##### EXERCISE MATERIALS

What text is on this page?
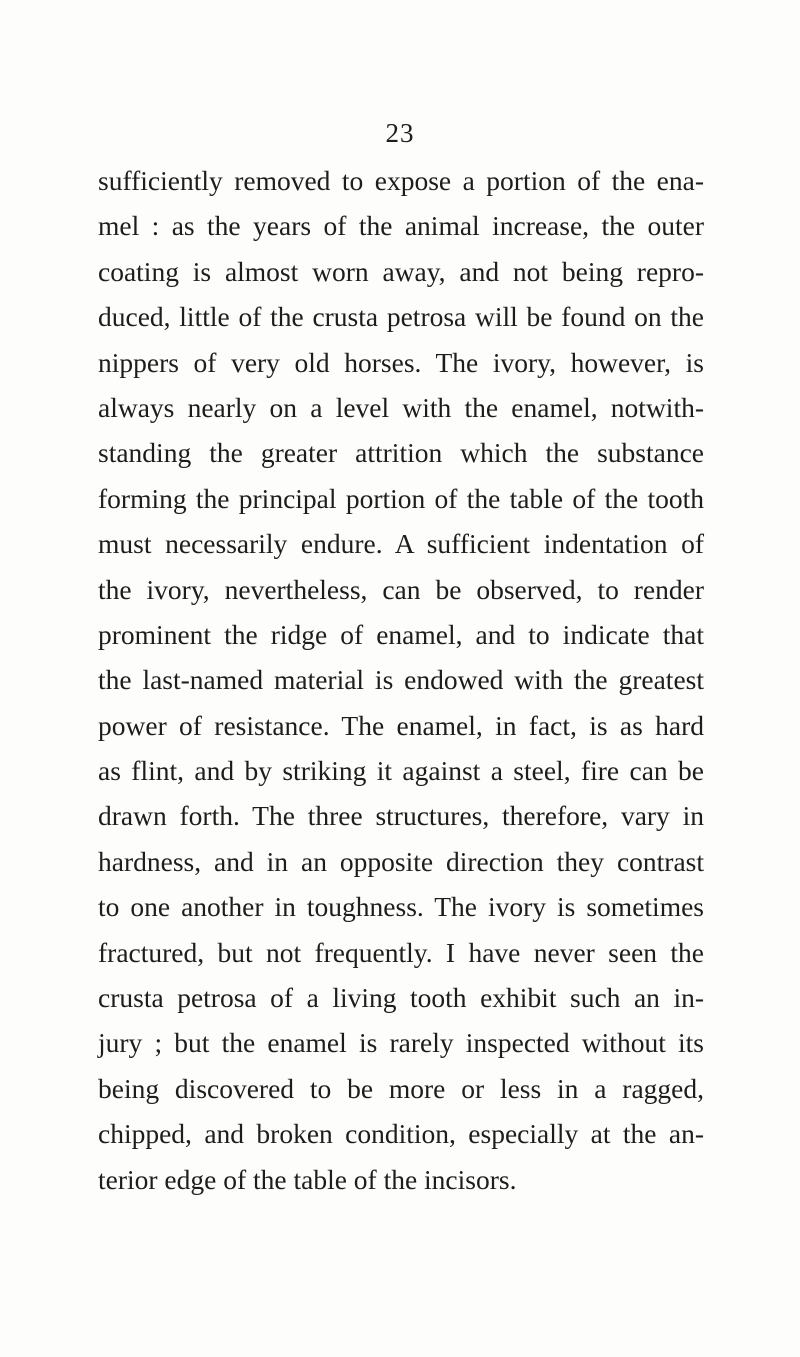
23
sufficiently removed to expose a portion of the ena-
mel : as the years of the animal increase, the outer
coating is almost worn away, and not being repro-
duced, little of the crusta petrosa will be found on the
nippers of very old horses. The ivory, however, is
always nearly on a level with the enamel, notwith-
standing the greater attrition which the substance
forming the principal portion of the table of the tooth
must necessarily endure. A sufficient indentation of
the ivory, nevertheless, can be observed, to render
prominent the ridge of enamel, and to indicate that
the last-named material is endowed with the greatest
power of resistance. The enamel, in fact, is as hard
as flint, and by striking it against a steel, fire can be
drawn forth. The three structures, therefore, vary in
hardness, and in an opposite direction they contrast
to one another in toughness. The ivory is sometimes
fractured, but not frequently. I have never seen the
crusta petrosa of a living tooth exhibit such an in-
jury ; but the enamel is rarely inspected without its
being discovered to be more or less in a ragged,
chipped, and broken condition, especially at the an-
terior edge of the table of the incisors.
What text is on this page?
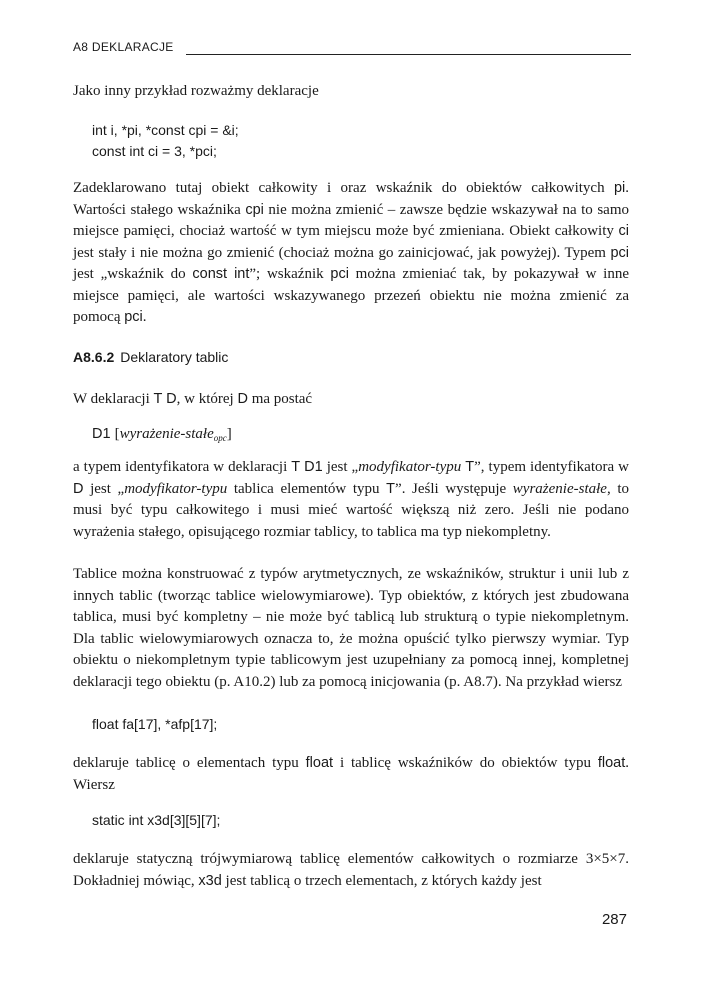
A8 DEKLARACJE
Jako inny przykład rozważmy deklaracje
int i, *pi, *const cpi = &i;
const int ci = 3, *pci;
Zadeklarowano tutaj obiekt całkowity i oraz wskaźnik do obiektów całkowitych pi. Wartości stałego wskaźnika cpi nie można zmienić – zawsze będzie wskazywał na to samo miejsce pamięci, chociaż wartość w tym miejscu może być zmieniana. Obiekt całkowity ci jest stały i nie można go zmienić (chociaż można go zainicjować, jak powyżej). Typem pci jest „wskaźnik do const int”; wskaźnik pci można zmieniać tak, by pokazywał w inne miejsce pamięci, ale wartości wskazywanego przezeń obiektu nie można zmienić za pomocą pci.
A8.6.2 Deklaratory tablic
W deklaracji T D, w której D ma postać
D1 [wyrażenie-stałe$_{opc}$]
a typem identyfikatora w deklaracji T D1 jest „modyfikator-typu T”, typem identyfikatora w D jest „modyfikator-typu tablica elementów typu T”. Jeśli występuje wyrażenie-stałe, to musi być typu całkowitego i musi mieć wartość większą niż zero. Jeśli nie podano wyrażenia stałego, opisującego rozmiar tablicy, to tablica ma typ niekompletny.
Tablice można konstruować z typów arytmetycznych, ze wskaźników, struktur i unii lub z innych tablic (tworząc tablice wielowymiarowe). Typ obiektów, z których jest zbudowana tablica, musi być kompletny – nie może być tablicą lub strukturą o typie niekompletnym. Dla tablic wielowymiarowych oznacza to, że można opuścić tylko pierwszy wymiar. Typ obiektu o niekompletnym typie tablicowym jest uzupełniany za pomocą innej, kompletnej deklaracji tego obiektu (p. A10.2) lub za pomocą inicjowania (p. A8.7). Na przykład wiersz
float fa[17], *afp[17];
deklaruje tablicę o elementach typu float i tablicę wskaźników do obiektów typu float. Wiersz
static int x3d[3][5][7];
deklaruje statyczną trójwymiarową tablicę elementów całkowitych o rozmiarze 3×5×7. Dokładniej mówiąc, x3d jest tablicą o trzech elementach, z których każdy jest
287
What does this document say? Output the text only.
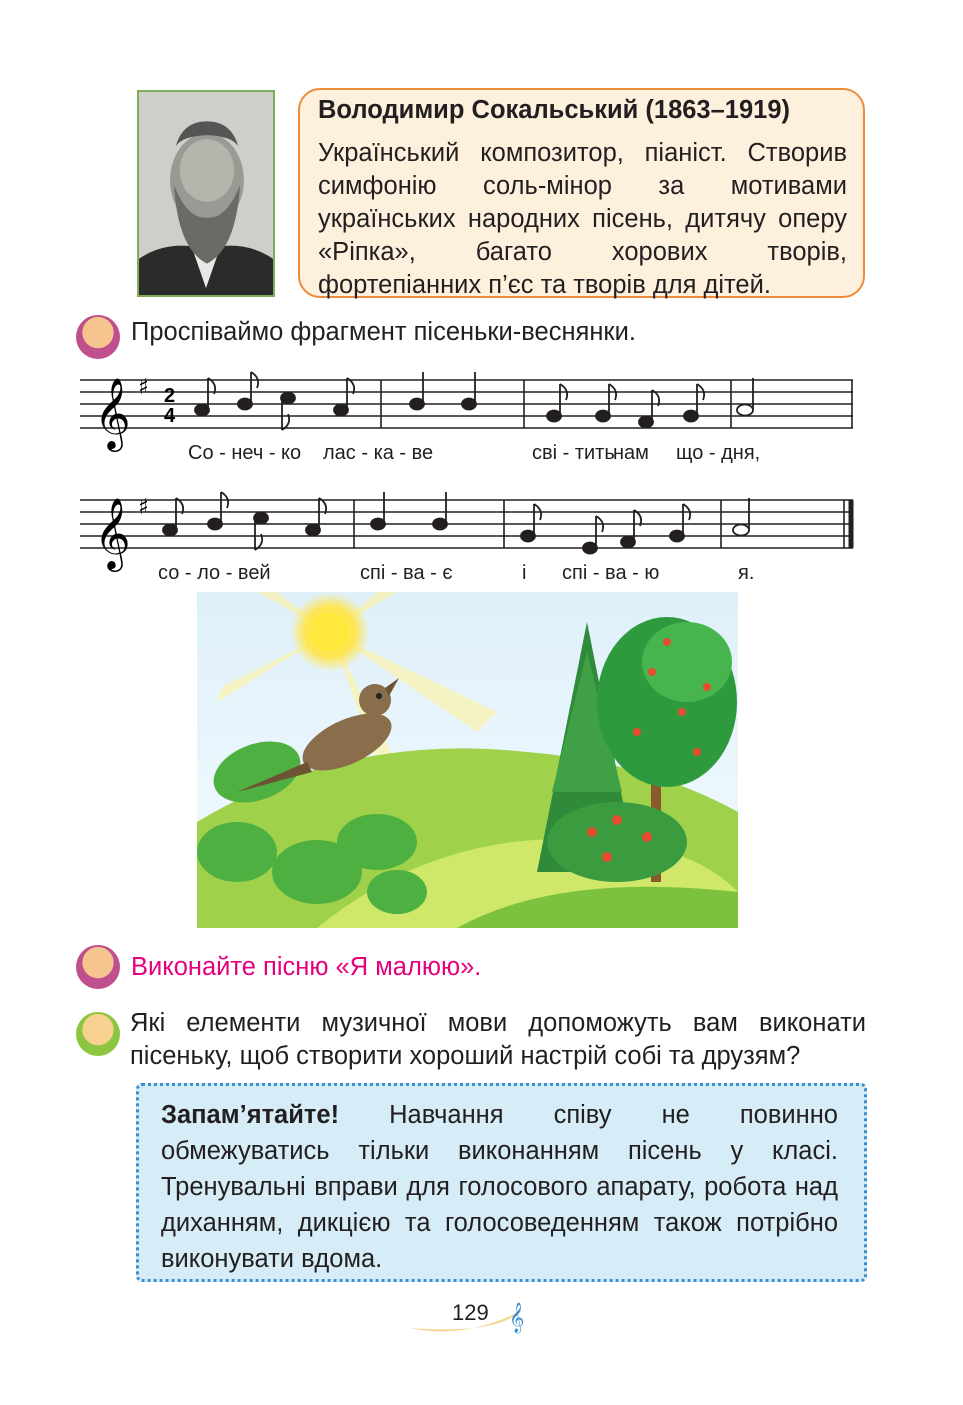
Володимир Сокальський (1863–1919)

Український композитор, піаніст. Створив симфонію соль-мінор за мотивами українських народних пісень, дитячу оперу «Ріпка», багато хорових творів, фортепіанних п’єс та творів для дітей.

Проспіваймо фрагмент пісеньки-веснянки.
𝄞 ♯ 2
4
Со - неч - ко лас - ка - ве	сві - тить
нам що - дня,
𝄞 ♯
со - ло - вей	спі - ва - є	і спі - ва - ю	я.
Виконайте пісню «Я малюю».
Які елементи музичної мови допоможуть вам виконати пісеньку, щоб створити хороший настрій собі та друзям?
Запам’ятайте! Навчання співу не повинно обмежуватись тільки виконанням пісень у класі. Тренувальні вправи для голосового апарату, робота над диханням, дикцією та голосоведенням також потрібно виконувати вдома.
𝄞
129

##########

> [STATED TASK]: Output the full set of records above without changing a word, and drop the images.

> [CORRECT ANSWER]:
What text is on this page?
23
sufficiently removed to expose a portion of the ena-
mel : as the years of the animal increase, the outer
coating is almost worn away, and not being repro-
duced, little of the crusta petrosa will be found on the
nippers of very old horses. The ivory, however, is
always nearly on a level with the enamel, notwith-
standing the greater attrition which the substance
forming the principal portion of the table of the tooth
must necessarily endure. A sufficient indentation of
the ivory, nevertheless, can be observed, to render
prominent the ridge of enamel, and to indicate that
the last-named material is endowed with the greatest
power of resistance. The enamel, in fact, is as hard
as flint, and by striking it against a steel, fire can be
drawn forth. The three structures, therefore, vary in
hardness, and in an opposite direction they contrast
to one another in toughness. The ivory is sometimes
fractured, but not frequently. I have never seen the
crusta petrosa of a living tooth exhibit such an in-
jury ; but the enamel is rarely inspected without its
being discovered to be more or less in a ragged,
chipped, and broken condition, especially at the an-
terior edge of the table of the incisors.
What text is on this page?
A8 DEKLARACJE
Jako inny przykład rozważmy deklaracje
int i, *pi, *const cpi = &i;
const int ci = 3, *pci;
Zadeklarowano tutaj obiekt całkowity i oraz wskaźnik do obiektów całkowitych pi. Wartości stałego wskaźnika cpi nie można zmienić – zawsze będzie wskazywał na to samo miejsce pamięci, chociaż wartość w tym miejscu może być zmieniana. Obiekt całkowity ci jest stały i nie można go zmienić (chociaż można go zainicjować, jak powyżej). Typem pci jest „wskaźnik do const int”; wskaźnik pci można zmieniać tak, by pokazywał w inne miejsce pamięci, ale wartości wskazywanego przezeń obiektu nie można zmienić za pomocą pci.
A8.6.2 Deklaratory tablic
W deklaracji T D, w której D ma postać
D1 [wyrażenie-stałe$_{opc}$]
a typem identyfikatora w deklaracji T D1 jest „modyfikator-typu T”, typem identyfikatora w D jest „modyfikator-typu tablica elementów typu T”. Jeśli występuje wyrażenie-stałe, to musi być typu całkowitego i musi mieć wartość większą niż zero. Jeśli nie podano wyrażenia stałego, opisującego rozmiar tablicy, to tablica ma typ niekompletny.
Tablice można konstruować z typów arytmetycznych, ze wskaźników, struktur i unii lub z innych tablic (tworząc tablice wielowymiarowe). Typ obiektów, z których jest zbudowana tablica, musi być kompletny – nie może być tablicą lub strukturą o typie niekompletnym. Dla tablic wielowymiarowych oznacza to, że można opuścić tylko pierwszy wymiar. Typ obiektu o niekompletnym typie tablicowym jest uzupełniany za pomocą innej, kompletnej deklaracji tego obiektu (p. A10.2) lub za pomocą inicjowania (p. A8.7). Na przykład wiersz
float fa[17], *afp[17];
deklaruje tablicę o elementach typu float i tablicę wskaźników do obiektów typu float. Wiersz
static int x3d[3][5][7];
deklaruje statyczną trójwymiarową tablicę elementów całkowitych o rozmiarze 3×5×7. Dokładniej mówiąc, x3d jest tablicą o trzech elementach, z których każdy jest
287
What does this document say? Output the text only.
Володимир Сокальський (1863–1919)

Український композитор, піаніст. Створив симфонію соль-мінор за мотивами українських народних пісень, дитячу оперу «Ріпка», багато хорових творів, фортепіанних п’єс та творів для дітей.

Проспіваймо фрагмент пісеньки-веснянки.
𝄞 ♯ 2
4
Со - неч - ко лас - ка - ве	сві - тить
нам що - дня,
𝄞 ♯
со - ло - вей	спі - ва - є	і спі - ва - ю	я.
Виконайте пісню «Я малюю».
Які елементи музичної мови допоможуть вам виконати пісеньку, щоб створити хороший настрій собі та друзям?
Запам’ятайте! Навчання співу не повинно обмежуватись тільки виконанням пісень у класі. Тренувальні вправи для голосового апарату, робота над диханням, дикцією та голосоведенням також потрібно виконувати вдома.
𝄞
129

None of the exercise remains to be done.